Your goal ::
Starting at the first row and stopping after the row that contains "series-2 [142, 78, 672, 363]", substitute "data-marker" for "data-point". Give back those rows with everything else unchanged.

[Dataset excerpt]
------------------------------------------------
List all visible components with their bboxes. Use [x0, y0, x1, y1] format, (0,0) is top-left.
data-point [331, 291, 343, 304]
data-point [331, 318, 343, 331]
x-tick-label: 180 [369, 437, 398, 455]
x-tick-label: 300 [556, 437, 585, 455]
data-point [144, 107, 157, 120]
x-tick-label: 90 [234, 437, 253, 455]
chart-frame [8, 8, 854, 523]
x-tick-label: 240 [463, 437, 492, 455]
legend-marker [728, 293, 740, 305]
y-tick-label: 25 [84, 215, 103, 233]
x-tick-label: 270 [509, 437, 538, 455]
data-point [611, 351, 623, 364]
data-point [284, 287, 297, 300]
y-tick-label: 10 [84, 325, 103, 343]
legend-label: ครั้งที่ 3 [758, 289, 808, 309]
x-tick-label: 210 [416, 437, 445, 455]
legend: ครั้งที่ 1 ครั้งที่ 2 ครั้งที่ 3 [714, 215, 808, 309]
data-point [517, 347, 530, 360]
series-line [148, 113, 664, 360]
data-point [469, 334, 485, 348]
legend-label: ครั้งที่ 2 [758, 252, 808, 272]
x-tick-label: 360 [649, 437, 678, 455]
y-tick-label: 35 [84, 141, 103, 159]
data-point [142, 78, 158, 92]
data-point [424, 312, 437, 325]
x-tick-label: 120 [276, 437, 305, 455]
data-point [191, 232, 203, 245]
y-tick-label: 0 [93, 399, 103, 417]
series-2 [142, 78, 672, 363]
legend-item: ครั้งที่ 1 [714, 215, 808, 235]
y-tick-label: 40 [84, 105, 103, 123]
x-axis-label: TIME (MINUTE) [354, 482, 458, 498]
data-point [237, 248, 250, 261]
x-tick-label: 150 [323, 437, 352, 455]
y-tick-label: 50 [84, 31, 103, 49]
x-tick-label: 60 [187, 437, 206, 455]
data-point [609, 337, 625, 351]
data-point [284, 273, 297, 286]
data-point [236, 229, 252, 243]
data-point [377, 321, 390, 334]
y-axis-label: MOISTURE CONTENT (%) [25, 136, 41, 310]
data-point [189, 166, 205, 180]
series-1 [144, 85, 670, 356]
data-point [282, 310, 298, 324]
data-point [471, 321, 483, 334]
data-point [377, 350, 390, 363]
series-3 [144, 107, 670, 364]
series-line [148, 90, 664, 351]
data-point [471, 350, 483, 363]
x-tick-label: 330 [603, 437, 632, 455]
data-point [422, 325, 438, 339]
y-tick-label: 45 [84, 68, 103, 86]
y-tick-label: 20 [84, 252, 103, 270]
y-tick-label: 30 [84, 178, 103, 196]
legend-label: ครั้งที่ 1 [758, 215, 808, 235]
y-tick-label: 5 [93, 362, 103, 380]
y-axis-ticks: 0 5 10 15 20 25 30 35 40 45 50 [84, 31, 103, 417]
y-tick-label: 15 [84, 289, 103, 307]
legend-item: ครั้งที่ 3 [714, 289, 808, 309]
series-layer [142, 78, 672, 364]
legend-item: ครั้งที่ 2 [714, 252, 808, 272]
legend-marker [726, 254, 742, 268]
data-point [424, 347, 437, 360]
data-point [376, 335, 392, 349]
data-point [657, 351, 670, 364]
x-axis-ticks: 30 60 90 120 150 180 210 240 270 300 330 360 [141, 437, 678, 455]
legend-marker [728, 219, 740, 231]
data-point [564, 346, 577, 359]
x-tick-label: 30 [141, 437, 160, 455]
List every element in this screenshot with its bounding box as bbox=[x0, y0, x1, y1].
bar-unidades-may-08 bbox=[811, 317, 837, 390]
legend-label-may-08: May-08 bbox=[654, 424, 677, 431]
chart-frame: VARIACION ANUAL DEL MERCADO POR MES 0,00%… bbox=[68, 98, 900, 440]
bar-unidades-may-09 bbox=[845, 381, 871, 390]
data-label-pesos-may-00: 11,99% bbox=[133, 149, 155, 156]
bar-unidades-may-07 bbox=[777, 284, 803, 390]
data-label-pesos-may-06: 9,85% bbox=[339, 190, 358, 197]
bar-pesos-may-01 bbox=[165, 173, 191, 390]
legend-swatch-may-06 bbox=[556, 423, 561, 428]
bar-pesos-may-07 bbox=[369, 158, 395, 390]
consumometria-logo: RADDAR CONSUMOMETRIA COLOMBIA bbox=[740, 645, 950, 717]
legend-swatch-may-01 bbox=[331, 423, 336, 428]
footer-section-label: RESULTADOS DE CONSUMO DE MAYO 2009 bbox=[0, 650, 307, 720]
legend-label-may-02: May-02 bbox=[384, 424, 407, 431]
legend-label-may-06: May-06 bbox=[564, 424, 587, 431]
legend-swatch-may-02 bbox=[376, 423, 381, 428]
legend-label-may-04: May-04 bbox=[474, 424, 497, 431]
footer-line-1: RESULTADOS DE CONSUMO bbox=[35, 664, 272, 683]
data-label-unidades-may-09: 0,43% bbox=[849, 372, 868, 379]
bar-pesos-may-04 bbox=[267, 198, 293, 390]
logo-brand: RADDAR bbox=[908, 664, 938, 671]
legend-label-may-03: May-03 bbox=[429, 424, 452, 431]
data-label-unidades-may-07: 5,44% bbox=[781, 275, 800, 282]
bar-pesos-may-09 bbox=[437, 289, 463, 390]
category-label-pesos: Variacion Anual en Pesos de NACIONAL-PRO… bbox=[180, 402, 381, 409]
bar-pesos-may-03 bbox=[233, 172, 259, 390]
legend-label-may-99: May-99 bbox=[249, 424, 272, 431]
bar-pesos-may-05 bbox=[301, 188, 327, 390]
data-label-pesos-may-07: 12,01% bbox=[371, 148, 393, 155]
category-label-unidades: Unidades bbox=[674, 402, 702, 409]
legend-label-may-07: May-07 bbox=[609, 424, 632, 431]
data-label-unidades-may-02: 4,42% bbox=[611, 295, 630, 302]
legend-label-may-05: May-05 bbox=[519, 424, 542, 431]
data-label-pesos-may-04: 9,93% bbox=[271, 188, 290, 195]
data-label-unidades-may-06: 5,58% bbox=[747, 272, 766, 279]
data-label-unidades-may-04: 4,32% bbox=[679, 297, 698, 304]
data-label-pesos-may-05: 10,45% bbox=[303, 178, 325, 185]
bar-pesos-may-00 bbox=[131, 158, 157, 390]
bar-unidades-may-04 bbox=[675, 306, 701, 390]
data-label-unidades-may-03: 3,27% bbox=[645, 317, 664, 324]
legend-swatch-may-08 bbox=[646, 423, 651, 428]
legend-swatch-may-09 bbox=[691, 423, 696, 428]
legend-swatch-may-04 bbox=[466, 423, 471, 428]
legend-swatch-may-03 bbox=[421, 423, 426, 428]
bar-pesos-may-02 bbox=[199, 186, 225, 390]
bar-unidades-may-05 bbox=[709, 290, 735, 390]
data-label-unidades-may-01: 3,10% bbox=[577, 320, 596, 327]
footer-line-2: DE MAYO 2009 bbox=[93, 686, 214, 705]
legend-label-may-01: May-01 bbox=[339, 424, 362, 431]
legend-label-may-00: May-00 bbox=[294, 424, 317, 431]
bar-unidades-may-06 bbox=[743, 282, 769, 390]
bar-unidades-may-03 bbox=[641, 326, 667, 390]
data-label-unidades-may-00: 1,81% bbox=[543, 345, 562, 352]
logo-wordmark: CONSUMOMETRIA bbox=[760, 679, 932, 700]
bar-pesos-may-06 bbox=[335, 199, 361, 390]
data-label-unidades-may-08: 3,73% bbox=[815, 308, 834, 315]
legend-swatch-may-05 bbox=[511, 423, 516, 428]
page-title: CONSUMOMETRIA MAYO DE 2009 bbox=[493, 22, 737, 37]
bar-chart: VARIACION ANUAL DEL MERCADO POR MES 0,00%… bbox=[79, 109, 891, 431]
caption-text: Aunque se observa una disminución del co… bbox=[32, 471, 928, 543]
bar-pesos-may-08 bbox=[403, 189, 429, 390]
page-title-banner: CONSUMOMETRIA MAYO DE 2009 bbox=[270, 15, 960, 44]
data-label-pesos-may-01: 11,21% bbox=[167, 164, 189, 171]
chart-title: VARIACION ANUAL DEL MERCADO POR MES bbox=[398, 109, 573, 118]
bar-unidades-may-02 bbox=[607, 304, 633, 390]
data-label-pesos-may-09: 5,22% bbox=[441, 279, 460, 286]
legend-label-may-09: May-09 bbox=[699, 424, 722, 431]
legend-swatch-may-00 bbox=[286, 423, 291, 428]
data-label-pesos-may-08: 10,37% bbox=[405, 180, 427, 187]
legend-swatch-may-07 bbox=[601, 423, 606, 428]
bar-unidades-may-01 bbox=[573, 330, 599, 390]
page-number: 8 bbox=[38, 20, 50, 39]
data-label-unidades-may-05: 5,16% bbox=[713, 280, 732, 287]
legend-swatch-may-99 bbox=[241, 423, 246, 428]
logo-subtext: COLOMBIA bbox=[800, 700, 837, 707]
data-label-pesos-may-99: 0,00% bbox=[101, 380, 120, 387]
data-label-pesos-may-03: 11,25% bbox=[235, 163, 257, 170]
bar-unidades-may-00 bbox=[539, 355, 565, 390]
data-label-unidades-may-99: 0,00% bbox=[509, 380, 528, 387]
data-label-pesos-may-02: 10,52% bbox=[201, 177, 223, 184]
------------------------------------------------
Response for this exercise ::
List all visible components with their bboxes. Use [x0, y0, x1, y1] format, (0,0) is top-left.
data-marker [331, 291, 343, 304]
data-marker [331, 318, 343, 331]
x-tick-label: 180 [369, 437, 398, 455]
x-tick-label: 300 [556, 437, 585, 455]
data-marker [144, 107, 157, 120]
x-tick-label: 90 [234, 437, 253, 455]
chart-frame [8, 8, 854, 523]
x-tick-label: 240 [463, 437, 492, 455]
legend-marker [728, 293, 740, 305]
y-tick-label: 25 [84, 215, 103, 233]
x-tick-label: 270 [509, 437, 538, 455]
data-marker [611, 351, 623, 364]
data-marker [284, 287, 297, 300]
y-tick-label: 10 [84, 325, 103, 343]
legend-label: ครั้งที่ 3 [758, 289, 808, 309]
x-tick-label: 210 [416, 437, 445, 455]
legend: ครั้งที่ 1 ครั้งที่ 2 ครั้งที่ 3 [714, 215, 808, 309]
data-marker [517, 347, 530, 360]
series-line [148, 113, 664, 360]
data-marker [469, 334, 485, 348]
legend-label: ครั้งที่ 2 [758, 252, 808, 272]
x-tick-label: 360 [649, 437, 678, 455]
y-tick-label: 35 [84, 141, 103, 159]
data-marker [142, 78, 158, 92]
data-marker [424, 312, 437, 325]
x-tick-label: 120 [276, 437, 305, 455]
data-marker [191, 232, 203, 245]
y-tick-label: 0 [93, 399, 103, 417]
series-2 [142, 78, 672, 363]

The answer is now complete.